▶ _Your goal_
Write the data out again, exactly as given.
##### Source data
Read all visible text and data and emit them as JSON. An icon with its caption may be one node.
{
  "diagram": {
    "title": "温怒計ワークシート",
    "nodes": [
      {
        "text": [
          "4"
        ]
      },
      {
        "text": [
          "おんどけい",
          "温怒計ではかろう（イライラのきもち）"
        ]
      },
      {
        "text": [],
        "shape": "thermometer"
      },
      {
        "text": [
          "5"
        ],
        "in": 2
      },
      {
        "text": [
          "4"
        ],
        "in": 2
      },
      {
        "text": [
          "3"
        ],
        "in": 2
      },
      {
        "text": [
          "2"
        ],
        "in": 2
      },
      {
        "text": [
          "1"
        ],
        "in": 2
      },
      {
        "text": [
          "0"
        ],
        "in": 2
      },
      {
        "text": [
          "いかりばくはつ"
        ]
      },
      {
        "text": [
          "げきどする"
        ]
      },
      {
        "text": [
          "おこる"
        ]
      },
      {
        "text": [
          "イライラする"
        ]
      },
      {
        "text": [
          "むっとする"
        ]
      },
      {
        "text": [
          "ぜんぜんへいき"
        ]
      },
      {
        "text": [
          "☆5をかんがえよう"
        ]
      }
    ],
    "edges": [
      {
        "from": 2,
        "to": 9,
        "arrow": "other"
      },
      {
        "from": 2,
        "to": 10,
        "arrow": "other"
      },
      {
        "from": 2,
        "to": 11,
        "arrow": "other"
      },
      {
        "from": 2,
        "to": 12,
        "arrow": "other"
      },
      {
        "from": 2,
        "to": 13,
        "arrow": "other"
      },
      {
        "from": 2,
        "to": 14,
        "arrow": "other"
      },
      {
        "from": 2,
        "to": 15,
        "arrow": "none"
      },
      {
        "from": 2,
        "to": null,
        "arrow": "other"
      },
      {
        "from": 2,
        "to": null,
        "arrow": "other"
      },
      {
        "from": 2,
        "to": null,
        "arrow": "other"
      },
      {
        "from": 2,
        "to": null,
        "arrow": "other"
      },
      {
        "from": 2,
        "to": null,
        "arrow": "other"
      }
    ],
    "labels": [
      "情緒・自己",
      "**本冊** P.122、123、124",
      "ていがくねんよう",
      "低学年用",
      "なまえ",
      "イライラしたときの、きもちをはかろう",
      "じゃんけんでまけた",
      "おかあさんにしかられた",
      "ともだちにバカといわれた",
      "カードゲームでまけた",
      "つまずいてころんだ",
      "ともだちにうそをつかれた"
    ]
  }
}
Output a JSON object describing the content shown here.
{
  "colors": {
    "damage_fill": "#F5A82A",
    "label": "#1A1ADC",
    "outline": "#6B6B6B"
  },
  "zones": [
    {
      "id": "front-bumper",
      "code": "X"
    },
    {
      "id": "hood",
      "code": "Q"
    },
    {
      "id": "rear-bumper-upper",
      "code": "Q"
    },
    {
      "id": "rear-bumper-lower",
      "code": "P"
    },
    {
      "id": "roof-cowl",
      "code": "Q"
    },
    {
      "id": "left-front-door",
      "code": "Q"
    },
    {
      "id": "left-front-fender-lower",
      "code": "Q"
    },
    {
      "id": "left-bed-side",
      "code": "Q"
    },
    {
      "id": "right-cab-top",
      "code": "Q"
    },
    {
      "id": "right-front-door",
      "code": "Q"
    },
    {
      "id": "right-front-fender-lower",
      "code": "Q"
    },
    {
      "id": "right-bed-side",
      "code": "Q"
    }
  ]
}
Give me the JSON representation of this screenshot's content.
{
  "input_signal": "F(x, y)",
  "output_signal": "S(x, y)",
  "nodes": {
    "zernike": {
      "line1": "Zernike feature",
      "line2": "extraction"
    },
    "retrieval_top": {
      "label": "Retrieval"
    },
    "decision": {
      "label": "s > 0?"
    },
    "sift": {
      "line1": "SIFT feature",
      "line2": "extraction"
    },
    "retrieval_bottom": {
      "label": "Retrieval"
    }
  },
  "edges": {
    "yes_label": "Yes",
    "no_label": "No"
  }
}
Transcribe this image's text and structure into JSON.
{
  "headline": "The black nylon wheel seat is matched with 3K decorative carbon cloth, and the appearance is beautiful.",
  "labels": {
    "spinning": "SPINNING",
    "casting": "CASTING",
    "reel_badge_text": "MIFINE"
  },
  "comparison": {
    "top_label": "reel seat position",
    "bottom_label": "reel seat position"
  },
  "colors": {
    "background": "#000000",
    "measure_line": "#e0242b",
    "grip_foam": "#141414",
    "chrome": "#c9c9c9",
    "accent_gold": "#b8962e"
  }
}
##########
▶ _Correct response_
Read all visible text and data and emit them as JSON. An icon with its caption may be one node.
{
  "diagram": {
    "title": "温怒計ワークシート",
    "nodes": [
      {
        "text": [
          "4"
        ]
      },
      {
        "text": [
          "おんどけい",
          "温怒計ではかろう（イライラのきもち）"
        ]
      },
      {
        "text": [],
        "shape": "thermometer"
      },
      {
        "text": [
          "5"
        ],
        "in": 2
      },
      {
        "text": [
          "4"
        ],
        "in": 2
      },
      {
        "text": [
          "3"
        ],
        "in": 2
      },
      {
        "text": [
          "2"
        ],
        "in": 2
      },
      {
        "text": [
          "1"
        ],
        "in": 2
      },
      {
        "text": [
          "0"
        ],
        "in": 2
      },
      {
        "text": [
          "いかりばくはつ"
        ]
      },
      {
        "text": [
          "げきどする"
        ]
      },
      {
        "text": [
          "おこる"
        ]
      },
      {
        "text": [
          "イライラする"
        ]
      },
      {
        "text": [
          "むっとする"
        ]
      },
      {
        "text": [
          "ぜんぜんへいき"
        ]
      },
      {
        "text": [
          "☆5をかんがえよう"
        ]
      }
    ],
    "edges": [
      {
        "from": 2,
        "to": 9,
        "arrow": "other"
      },
      {
        "from": 2,
        "to": 10,
        "arrow": "other"
      },
      {
        "from": 2,
        "to": 11,
        "arrow": "other"
      },
      {
        "from": 2,
        "to": 12,
        "arrow": "other"
      },
      {
        "from": 2,
        "to": 13,
        "arrow": "other"
      },
      {
        "from": 2,
        "to": 14,
        "arrow": "other"
      },
      {
        "from": 2,
        "to": 15,
        "arrow": "none"
      },
      {
        "from": 2,
        "to": null,
        "arrow": "other"
      },
      {
        "from": 2,
        "to": null,
        "arrow": "other"
      },
      {
        "from": 2,
        "to": null,
        "arrow": "other"
      },
      {
        "from": 2,
        "to": null,
        "arrow": "other"
      },
      {
        "from": 2,
        "to": null,
        "arrow": "other"
      }
    ],
    "labels": [
      "情緒・自己",
      "**本冊** P.122、123、124",
      "ていがくねんよう",
      "低学年用",
      "なまえ",
      "イライラしたときの、きもちをはかろう",
      "じゃんけんでまけた",
      "おかあさんにしかられた",
      "ともだちにバカといわれた",
      "カードゲームでまけた",
      "つまずいてころんだ",
      "ともだちにうそをつかれた"
    ]
  }
}
Output a JSON object describing the content shown here.
{
  "colors": {
    "damage_fill": "#F5A82A",
    "label": "#1A1ADC",
    "outline": "#6B6B6B"
  },
  "zones": [
    {
      "id": "front-bumper",
      "code": "X"
    },
    {
      "id": "hood",
      "code": "Q"
    },
    {
      "id": "rear-bumper-upper",
      "code": "Q"
    },
    {
      "id": "rear-bumper-lower",
      "code": "P"
    },
    {
      "id": "roof-cowl",
      "code": "Q"
    },
    {
      "id": "left-front-door",
      "code": "Q"
    },
    {
      "id": "left-front-fender-lower",
      "code": "Q"
    },
    {
      "id": "left-bed-side",
      "code": "Q"
    },
    {
      "id": "right-cab-top",
      "code": "Q"
    },
    {
      "id": "right-front-door",
      "code": "Q"
    },
    {
      "id": "right-front-fender-lower",
      "code": "Q"
    },
    {
      "id": "right-bed-side",
      "code": "Q"
    }
  ]
}
Give me the JSON representation of this screenshot's content.
{
  "input_signal": "F(x, y)",
  "output_signal": "S(x, y)",
  "nodes": {
    "zernike": {
      "line1": "Zernike feature",
      "line2": "extraction"
    },
    "retrieval_top": {
      "label": "Retrieval"
    },
    "decision": {
      "label": "s > 0?"
    },
    "sift": {
      "line1": "SIFT feature",
      "line2": "extraction"
    },
    "retrieval_bottom": {
      "label": "Retrieval"
    }
  },
  "edges": {
    "yes_label": "Yes",
    "no_label": "No"
  }
}
Transcribe this image's text and structure into JSON.
{
  "headline": "The black nylon wheel seat is matched with 3K decorative carbon cloth, and the appearance is beautiful.",
  "labels": {
    "spinning": "SPINNING",
    "casting": "CASTING",
    "reel_badge_text": "MIFINE"
  },
  "comparison": {
    "top_label": "reel seat position",
    "bottom_label": "reel seat position"
  },
  "colors": {
    "background": "#000000",
    "measure_line": "#e0242b",
    "grip_foam": "#141414",
    "chrome": "#c9c9c9",
    "accent_gold": "#b8962e"
  }
}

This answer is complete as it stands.